## VORLIEGENDER AUSZUG
========================================================================
»Familie«

MAGAZIN »Leben in der Frauenkirche« > HEFT 3/2024 > INHALT > Meditation zum Gleichnis vom verlorenen Sohn

Das kommt in den besten Familien vor – eine Meditation zum Gleichnis vom verlorenen Sohn

Das kommt in den besten Familien vor: Der Konflikt, den Jesus in diesem Gleichnis (Lukas 15, 11-32) erzählt, hat sich so oder in ähnlicher Form wohl schon hunderttausendfach in der Welt zugetragen.

Da gibt es zwei Brüder, wie sie unterschiedlicher kaum sein können. Der jüngere Sohn will seine Träume leben, will hinaus in die Welt. Die vorgefertigte »Karriere« als Landwirt auf dem väterlichen Hof ist nicht sein Traum.
========================================================================
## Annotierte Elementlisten
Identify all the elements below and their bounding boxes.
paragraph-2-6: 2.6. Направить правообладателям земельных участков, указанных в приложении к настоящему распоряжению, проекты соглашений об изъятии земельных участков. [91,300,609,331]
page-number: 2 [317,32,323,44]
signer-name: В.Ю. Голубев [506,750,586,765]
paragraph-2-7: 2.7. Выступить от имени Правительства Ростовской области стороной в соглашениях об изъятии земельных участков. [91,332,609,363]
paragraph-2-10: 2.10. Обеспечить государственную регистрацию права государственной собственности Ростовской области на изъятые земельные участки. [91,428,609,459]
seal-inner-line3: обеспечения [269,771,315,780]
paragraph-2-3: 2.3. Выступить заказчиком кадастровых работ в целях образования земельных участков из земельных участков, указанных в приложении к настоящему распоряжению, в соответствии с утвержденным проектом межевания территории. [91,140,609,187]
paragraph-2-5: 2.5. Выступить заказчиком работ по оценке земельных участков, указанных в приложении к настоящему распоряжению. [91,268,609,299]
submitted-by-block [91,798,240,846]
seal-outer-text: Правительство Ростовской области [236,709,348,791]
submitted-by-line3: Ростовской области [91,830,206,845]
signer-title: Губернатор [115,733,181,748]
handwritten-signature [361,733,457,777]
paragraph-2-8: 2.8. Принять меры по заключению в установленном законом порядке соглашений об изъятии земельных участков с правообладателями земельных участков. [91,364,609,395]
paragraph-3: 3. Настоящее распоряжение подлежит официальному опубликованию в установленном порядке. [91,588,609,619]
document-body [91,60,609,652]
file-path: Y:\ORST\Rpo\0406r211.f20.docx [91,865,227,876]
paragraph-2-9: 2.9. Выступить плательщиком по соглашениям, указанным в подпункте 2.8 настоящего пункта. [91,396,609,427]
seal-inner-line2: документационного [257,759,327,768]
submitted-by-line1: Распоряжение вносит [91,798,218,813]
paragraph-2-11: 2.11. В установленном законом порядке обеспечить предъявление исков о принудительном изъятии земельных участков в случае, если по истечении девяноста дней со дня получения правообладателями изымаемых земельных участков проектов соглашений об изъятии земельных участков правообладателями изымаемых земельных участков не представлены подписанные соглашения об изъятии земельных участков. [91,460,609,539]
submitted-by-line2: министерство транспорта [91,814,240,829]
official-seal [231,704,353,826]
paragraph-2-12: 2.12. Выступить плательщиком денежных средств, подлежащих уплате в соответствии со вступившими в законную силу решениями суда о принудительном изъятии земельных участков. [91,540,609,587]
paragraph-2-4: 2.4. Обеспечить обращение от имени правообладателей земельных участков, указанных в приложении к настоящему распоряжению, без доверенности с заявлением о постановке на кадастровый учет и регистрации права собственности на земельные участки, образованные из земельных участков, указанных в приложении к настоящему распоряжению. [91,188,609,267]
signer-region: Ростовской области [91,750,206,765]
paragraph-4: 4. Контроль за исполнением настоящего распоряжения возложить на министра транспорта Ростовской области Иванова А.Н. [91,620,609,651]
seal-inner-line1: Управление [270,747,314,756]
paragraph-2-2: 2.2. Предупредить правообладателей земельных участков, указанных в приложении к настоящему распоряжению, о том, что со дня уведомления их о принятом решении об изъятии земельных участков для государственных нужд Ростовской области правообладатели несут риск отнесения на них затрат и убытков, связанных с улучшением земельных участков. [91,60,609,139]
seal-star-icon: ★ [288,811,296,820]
========================================================================
## ZU ERLEDIGENDE AUFGABEN
**A)** Erklären Sie in ein bis drei Sätzen, warum die Meditation zum verlorenen Sohn den Konflikt aus dem Gleichnis als etwas beschreibt, das „in den besten Familien vor“ kommt.
**B)** Geben Sie aus den Datensätzen alles vom Anfang bis einschließlich der Zeile mit „seal-inner-line3: обеспечения [269,771,315,780]“ genau wieder.
Die Meditation zum verlorenen Sohn und die Datensätze haben verschiedene Quellen.

## ANTWORTEN JE AUFGABE
**A)** Der Konflikt, den Jesus im Gleichnis erzählt, hat sich laut der Meditation so oder in ähnlicher Form wohl schon hunderttausendfach in der Welt zugetragen. Deshalb kann er auch in den besten Familien vorkommen.

**B)**
Identify all the elements below and their bounding boxes.
paragraph-2-6: 2.6. Направить правообладателям земельных участков, указанных в приложении к настоящему распоряжению, проекты соглашений об изъятии земельных участков. [91,300,609,331]
page-number: 2 [317,32,323,44]
signer-name: В.Ю. Голубев [506,750,586,765]
paragraph-2-7: 2.7. Выступить от имени Правительства Ростовской области стороной в соглашениях об изъятии земельных участков. [91,332,609,363]
paragraph-2-10: 2.10. Обеспечить государственную регистрацию права государственной собственности Ростовской области на изъятые земельные участки. [91,428,609,459]
seal-inner-line3: обеспечения [269,771,315,780]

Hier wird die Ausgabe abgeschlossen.